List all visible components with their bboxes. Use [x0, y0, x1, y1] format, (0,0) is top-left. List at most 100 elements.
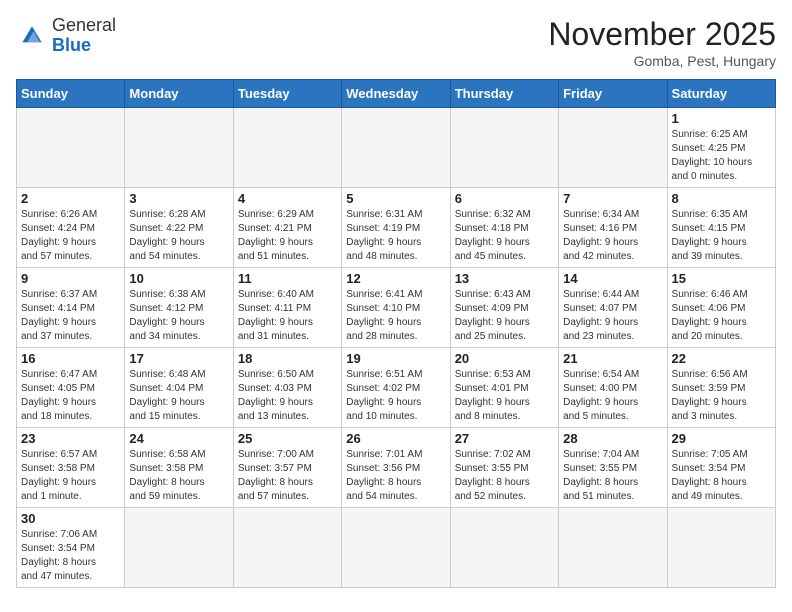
day-number: 3: [129, 191, 228, 206]
calendar-cell: 29 Sunrise: 7:05 AM Sunset: 3:54 PM Dayli…: [667, 428, 775, 508]
day-number: 22: [672, 351, 771, 366]
day-info: Sunrise: 7:04 AM Sunset: 3:55 PM Dayligh…: [563, 448, 662, 504]
calendar-cell: [559, 508, 667, 588]
logo-general: General: [52, 15, 116, 35]
calendar-cell: 27 Sunrise: 7:02 AM Sunset: 3:55 PM Dayli…: [450, 428, 558, 508]
calendar-cell: 28 Sunrise: 7:04 AM Sunset: 3:55 PM Dayli…: [559, 428, 667, 508]
calendar-cell: 4 Sunrise: 6:29 AM Sunset: 4:21 PM Daylig…: [233, 188, 341, 268]
day-info: Sunrise: 6:47 AM Sunset: 4:05 PM Dayligh…: [21, 368, 120, 424]
day-number: 14: [563, 271, 662, 286]
day-number: 25: [238, 431, 337, 446]
calendar-cell: [125, 508, 233, 588]
calendar-week-row: 2Sunrise: 6:26 AM Sunset: 4:24 PM Daylig…: [17, 188, 776, 268]
day-info: Sunrise: 6:40 AM Sunset: 4:11 PM Dayligh…: [238, 288, 337, 344]
calendar-cell: 15 Sunrise: 6:46 AM Sunset: 4:06 PM Dayli…: [667, 268, 775, 348]
day-number: 19: [346, 351, 445, 366]
weekday-header: Monday: [125, 80, 233, 108]
day-number: 21: [563, 351, 662, 366]
day-info: Sunrise: 6:37 AM Sunset: 4:14 PM Dayligh…: [21, 288, 120, 344]
day-number: 24: [129, 431, 228, 446]
day-number: 23: [21, 431, 120, 446]
calendar-cell: 5Sunrise: 6:31 AM Sunset: 4:19 PM Daylig…: [342, 188, 450, 268]
calendar-week-row: 30Sunrise: 7:06 AM Sunset: 3:54 PM Dayli…: [17, 508, 776, 588]
day-info: Sunrise: 6:26 AM Sunset: 4:24 PM Dayligh…: [21, 208, 120, 264]
day-number: 9: [21, 271, 120, 286]
day-number: 16: [21, 351, 120, 366]
month-title: November 2025: [548, 16, 776, 53]
day-number: 29: [672, 431, 771, 446]
weekday-header: Saturday: [667, 80, 775, 108]
weekday-header: Tuesday: [233, 80, 341, 108]
calendar-cell: [233, 508, 341, 588]
day-info: Sunrise: 6:38 AM Sunset: 4:12 PM Dayligh…: [129, 288, 228, 344]
calendar-cell: 24 Sunrise: 6:58 AM Sunset: 3:58 PM Dayli…: [125, 428, 233, 508]
calendar-cell: [559, 108, 667, 188]
day-number: 12: [346, 271, 445, 286]
day-info: Sunrise: 6:31 AM Sunset: 4:19 PM Dayligh…: [346, 208, 445, 264]
day-number: 26: [346, 431, 445, 446]
calendar-cell: 23Sunrise: 6:57 AM Sunset: 3:58 PM Dayli…: [17, 428, 125, 508]
day-info: Sunrise: 6:43 AM Sunset: 4:09 PM Dayligh…: [455, 288, 554, 344]
day-number: 15: [672, 271, 771, 286]
logo-blue: Blue: [52, 35, 91, 55]
calendar-cell: 22Sunrise: 6:56 AM Sunset: 3:59 PM Dayli…: [667, 348, 775, 428]
calendar-cell: 25Sunrise: 7:00 AM Sunset: 3:57 PM Dayli…: [233, 428, 341, 508]
page-header: General Blue November 2025 Gomba, Pest, …: [16, 16, 776, 69]
day-number: 10: [129, 271, 228, 286]
logo-text: General Blue: [52, 16, 116, 56]
day-number: 20: [455, 351, 554, 366]
day-info: Sunrise: 6:28 AM Sunset: 4:22 PM Dayligh…: [129, 208, 228, 264]
day-info: Sunrise: 6:41 AM Sunset: 4:10 PM Dayligh…: [346, 288, 445, 344]
calendar-table: SundayMondayTuesdayWednesdayThursdayFrid…: [16, 79, 776, 588]
logo-icon: [16, 20, 48, 52]
day-number: 17: [129, 351, 228, 366]
calendar-cell: 6 Sunrise: 6:32 AM Sunset: 4:18 PM Daylig…: [450, 188, 558, 268]
day-number: 6: [455, 191, 554, 206]
day-info: Sunrise: 6:35 AM Sunset: 4:15 PM Dayligh…: [672, 208, 771, 264]
weekday-header: Wednesday: [342, 80, 450, 108]
day-number: 8: [672, 191, 771, 206]
day-info: Sunrise: 6:51 AM Sunset: 4:02 PM Dayligh…: [346, 368, 445, 424]
day-info: Sunrise: 6:50 AM Sunset: 4:03 PM Dayligh…: [238, 368, 337, 424]
location-subtitle: Gomba, Pest, Hungary: [548, 53, 776, 69]
day-number: 11: [238, 271, 337, 286]
day-info: Sunrise: 6:29 AM Sunset: 4:21 PM Dayligh…: [238, 208, 337, 264]
calendar-cell: 20Sunrise: 6:53 AM Sunset: 4:01 PM Dayli…: [450, 348, 558, 428]
calendar-cell: 12 Sunrise: 6:41 AM Sunset: 4:10 PM Dayli…: [342, 268, 450, 348]
calendar-cell: 14Sunrise: 6:44 AM Sunset: 4:07 PM Dayli…: [559, 268, 667, 348]
day-info: Sunrise: 6:32 AM Sunset: 4:18 PM Dayligh…: [455, 208, 554, 264]
day-info: Sunrise: 6:48 AM Sunset: 4:04 PM Dayligh…: [129, 368, 228, 424]
calendar-cell: [17, 108, 125, 188]
day-info: Sunrise: 6:54 AM Sunset: 4:00 PM Dayligh…: [563, 368, 662, 424]
calendar-cell: 7 Sunrise: 6:34 AM Sunset: 4:16 PM Daylig…: [559, 188, 667, 268]
calendar-cell: [125, 108, 233, 188]
calendar-cell: [667, 508, 775, 588]
day-info: Sunrise: 7:06 AM Sunset: 3:54 PM Dayligh…: [21, 528, 120, 584]
day-number: 13: [455, 271, 554, 286]
calendar-cell: 13 Sunrise: 6:43 AM Sunset: 4:09 PM Dayli…: [450, 268, 558, 348]
calendar-cell: 16 Sunrise: 6:47 AM Sunset: 4:05 PM Dayli…: [17, 348, 125, 428]
calendar-week-row: 23Sunrise: 6:57 AM Sunset: 3:58 PM Dayli…: [17, 428, 776, 508]
logo: General Blue: [16, 16, 116, 56]
calendar-cell: [342, 508, 450, 588]
day-info: Sunrise: 6:58 AM Sunset: 3:58 PM Dayligh…: [129, 448, 228, 504]
day-info: Sunrise: 6:34 AM Sunset: 4:16 PM Dayligh…: [563, 208, 662, 264]
day-number: 28: [563, 431, 662, 446]
calendar-cell: [342, 108, 450, 188]
title-block: November 2025 Gomba, Pest, Hungary: [548, 16, 776, 69]
day-info: Sunrise: 7:05 AM Sunset: 3:54 PM Dayligh…: [672, 448, 771, 504]
day-number: 7: [563, 191, 662, 206]
weekday-header: Friday: [559, 80, 667, 108]
calendar-week-row: 9 Sunrise: 6:37 AM Sunset: 4:14 PM Daylig…: [17, 268, 776, 348]
day-info: Sunrise: 7:01 AM Sunset: 3:56 PM Dayligh…: [346, 448, 445, 504]
calendar-cell: 10 Sunrise: 6:38 AM Sunset: 4:12 PM Dayli…: [125, 268, 233, 348]
day-info: Sunrise: 7:02 AM Sunset: 3:55 PM Dayligh…: [455, 448, 554, 504]
calendar-cell: 19 Sunrise: 6:51 AM Sunset: 4:02 PM Dayli…: [342, 348, 450, 428]
day-number: 4: [238, 191, 337, 206]
calendar-week-row: 1Sunrise: 6:25 AM Sunset: 4:25 PM Daylig…: [17, 108, 776, 188]
day-number: 1: [672, 111, 771, 126]
calendar-cell: 11 Sunrise: 6:40 AM Sunset: 4:11 PM Dayli…: [233, 268, 341, 348]
day-number: 27: [455, 431, 554, 446]
day-number: 18: [238, 351, 337, 366]
day-info: Sunrise: 6:46 AM Sunset: 4:06 PM Dayligh…: [672, 288, 771, 344]
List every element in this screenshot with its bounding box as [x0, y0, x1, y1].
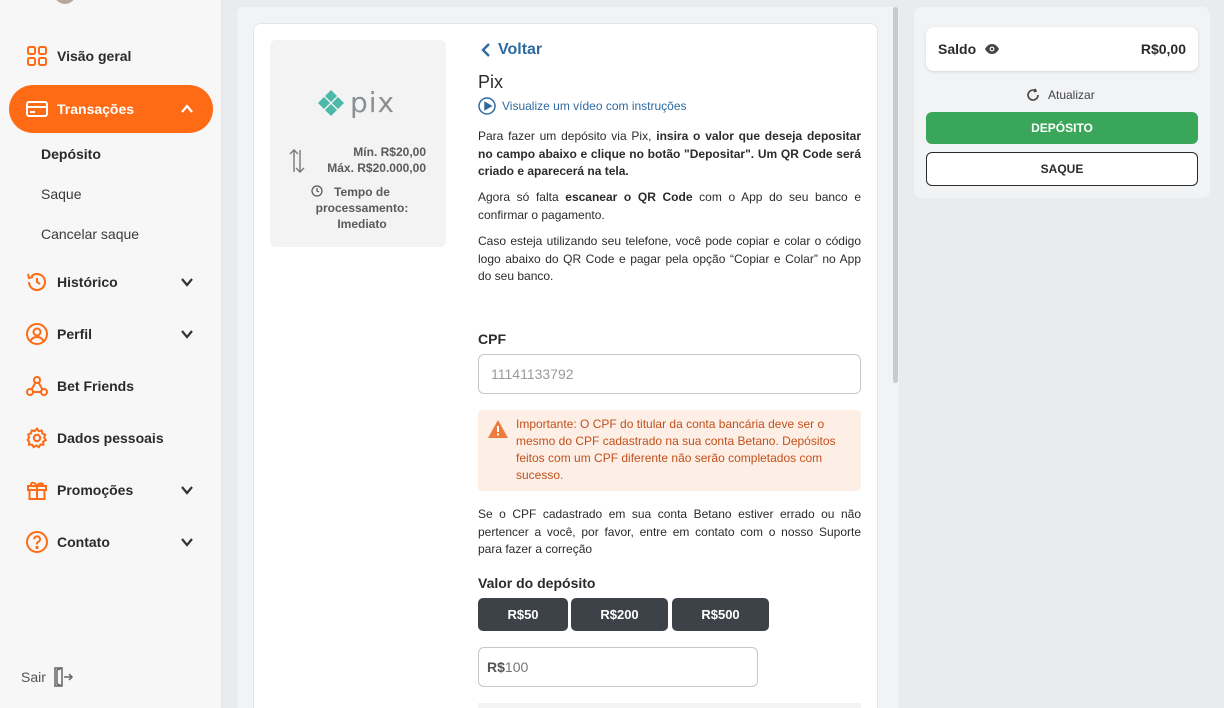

PROBLEM STATEMENT –
Edit everything from the item containing "day-number: 3: [129, 191, 228, 206]" down to the item containing "calendar-cell: 5Sunrise: 6:31" by changing each "Sunset" to "Nightfall". Write out only those items, with nothing else altered.

EXERCISE SOLUTION –
day-number: 3: [129, 191, 228, 206]
calendar-cell: 29 Sunrise: 7:05 AM Nightfall: 3:54 PM Dayli…: [667, 428, 775, 508]
day-number: 22: [672, 351, 771, 366]
day-info: Sunrise: 7:04 AM Nightfall: 3:55 PM Dayligh…: [563, 448, 662, 504]
calendar-cell: [559, 508, 667, 588]
logo-general: General: [52, 15, 116, 35]
calendar-cell: 27 Sunrise: 7:02 AM Nightfall: 3:55 PM Dayli…: [450, 428, 558, 508]
calendar-cell: 28 Sunrise: 7:04 AM Nightfall: 3:55 PM Dayli…: [559, 428, 667, 508]
calendar-cell: 4 Sunrise: 6:29 AM Nightfall: 4:21 PM Daylig…: [233, 188, 341, 268]
day-info: Sunrise: 6:47 AM Nightfall: 4:05 PM Dayligh…: [21, 368, 120, 424]
day-number: 14: [563, 271, 662, 286]
day-number: 25: [238, 431, 337, 446]
calendar-cell: [125, 508, 233, 588]
calendar-week-row: 2Sunrise: 6:26 AM Nightfall: 4:24 PM Daylig…: [17, 188, 776, 268]
day-info: Sunrise: 6:40 AM Nightfall: 4:11 PM Dayligh…: [238, 288, 337, 344]
calendar-cell: 15 Sunrise: 6:46 AM Nightfall: 4:06 PM Dayli…: [667, 268, 775, 348]
day-number: 19: [346, 351, 445, 366]
weekday-header: Monday: [125, 80, 233, 108]
day-number: 21: [563, 351, 662, 366]
day-info: Sunrise: 6:37 AM Nightfall: 4:14 PM Dayligh…: [21, 288, 120, 344]
day-number: 24: [129, 431, 228, 446]
day-number: 23: [21, 431, 120, 446]
calendar-cell: 5Sunrise: 6:31 AM Nightfall: 4:19 PM Daylig…: [342, 188, 450, 268]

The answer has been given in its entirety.